* [STATED GOAL]
Search the material for the word "marker" and report each line where it turns up.
** BEGIN DATASET RECORDS **
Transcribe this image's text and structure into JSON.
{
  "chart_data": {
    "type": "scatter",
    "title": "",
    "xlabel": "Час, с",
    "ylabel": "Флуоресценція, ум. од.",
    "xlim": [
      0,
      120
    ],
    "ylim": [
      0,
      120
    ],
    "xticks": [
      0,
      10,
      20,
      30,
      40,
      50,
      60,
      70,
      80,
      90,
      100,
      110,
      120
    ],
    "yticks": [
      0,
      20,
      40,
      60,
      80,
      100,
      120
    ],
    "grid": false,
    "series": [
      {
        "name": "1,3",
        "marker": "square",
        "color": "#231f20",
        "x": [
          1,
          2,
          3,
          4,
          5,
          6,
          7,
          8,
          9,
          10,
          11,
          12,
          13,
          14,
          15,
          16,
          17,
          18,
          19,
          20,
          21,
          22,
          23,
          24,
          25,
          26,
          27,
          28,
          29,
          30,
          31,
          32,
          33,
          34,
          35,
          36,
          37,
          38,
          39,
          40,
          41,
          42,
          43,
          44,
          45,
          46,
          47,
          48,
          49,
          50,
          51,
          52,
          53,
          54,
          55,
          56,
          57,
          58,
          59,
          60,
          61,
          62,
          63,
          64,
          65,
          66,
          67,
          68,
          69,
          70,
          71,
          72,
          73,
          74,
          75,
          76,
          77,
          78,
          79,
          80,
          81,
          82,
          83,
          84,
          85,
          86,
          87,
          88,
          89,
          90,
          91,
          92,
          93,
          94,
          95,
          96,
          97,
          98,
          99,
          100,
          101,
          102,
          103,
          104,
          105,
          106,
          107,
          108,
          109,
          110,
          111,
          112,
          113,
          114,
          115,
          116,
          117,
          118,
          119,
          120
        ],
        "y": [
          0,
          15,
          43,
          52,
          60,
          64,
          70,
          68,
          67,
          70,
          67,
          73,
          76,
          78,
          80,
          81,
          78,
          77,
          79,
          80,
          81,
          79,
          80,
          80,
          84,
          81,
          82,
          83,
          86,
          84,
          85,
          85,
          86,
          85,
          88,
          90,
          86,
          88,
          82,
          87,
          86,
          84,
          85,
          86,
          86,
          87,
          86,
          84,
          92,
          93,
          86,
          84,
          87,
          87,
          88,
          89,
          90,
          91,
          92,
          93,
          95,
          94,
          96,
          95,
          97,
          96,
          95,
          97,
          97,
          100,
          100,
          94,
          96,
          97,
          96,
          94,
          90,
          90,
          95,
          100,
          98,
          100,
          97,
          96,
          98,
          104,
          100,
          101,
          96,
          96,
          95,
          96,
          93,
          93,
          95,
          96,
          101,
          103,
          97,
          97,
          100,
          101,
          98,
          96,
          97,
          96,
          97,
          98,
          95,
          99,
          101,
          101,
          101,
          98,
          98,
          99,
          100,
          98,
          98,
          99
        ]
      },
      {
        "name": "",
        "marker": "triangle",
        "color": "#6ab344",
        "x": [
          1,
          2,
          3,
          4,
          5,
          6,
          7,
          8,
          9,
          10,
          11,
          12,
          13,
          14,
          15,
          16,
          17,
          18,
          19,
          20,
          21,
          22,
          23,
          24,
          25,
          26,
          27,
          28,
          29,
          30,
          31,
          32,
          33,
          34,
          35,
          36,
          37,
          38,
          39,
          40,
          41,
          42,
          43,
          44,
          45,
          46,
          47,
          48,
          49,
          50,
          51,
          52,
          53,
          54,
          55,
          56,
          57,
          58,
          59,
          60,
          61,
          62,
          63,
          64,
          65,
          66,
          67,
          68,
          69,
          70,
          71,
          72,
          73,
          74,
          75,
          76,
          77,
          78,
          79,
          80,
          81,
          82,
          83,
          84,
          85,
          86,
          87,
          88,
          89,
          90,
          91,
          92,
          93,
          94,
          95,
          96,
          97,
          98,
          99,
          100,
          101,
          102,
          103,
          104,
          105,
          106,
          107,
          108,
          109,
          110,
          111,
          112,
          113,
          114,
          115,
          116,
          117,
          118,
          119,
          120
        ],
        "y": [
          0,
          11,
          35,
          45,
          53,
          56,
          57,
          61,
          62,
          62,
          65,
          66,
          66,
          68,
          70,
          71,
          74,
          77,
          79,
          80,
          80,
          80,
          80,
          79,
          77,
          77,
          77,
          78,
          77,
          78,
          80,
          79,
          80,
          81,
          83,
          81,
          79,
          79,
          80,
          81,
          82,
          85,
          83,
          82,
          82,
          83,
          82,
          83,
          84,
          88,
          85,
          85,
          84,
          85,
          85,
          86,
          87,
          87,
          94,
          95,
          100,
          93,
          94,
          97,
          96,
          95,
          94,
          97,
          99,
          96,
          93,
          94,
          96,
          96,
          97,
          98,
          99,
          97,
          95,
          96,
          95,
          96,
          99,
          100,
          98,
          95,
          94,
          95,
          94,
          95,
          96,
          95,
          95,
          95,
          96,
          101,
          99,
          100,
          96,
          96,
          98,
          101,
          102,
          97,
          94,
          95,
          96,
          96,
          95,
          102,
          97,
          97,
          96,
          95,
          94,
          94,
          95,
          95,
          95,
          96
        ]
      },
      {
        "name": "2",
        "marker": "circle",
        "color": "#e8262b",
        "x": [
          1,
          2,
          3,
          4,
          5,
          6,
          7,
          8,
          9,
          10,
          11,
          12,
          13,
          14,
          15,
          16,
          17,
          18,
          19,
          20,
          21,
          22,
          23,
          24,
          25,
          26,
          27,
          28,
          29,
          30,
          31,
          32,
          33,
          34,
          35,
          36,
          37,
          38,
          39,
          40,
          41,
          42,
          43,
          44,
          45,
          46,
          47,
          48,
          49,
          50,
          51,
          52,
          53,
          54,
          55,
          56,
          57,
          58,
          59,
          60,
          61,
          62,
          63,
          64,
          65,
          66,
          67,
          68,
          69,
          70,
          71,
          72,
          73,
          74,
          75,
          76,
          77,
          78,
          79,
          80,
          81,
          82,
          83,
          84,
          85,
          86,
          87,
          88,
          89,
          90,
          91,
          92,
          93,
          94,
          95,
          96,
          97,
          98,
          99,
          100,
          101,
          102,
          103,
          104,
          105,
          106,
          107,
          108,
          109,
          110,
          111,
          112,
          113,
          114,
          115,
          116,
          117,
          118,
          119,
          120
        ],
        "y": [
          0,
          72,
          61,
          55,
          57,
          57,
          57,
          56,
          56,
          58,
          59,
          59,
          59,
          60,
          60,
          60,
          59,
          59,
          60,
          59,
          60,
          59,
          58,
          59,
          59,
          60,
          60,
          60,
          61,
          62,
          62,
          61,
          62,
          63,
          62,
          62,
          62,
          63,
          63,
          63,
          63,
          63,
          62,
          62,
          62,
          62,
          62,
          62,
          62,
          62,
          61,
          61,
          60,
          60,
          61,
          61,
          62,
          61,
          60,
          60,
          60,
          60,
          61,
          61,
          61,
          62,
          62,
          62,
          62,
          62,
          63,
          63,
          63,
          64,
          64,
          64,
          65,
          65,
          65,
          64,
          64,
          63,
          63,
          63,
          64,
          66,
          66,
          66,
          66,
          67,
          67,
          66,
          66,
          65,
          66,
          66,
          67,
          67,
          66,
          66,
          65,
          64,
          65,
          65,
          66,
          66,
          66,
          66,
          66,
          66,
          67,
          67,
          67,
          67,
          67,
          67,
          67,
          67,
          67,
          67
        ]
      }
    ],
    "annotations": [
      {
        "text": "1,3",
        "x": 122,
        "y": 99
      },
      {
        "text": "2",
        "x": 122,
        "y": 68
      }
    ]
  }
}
** END DATASET RECORDS **
* [RESPONSE TO THE TASK]
        "marker": "square",
        "marker": "triangle",
        "marker": "circle",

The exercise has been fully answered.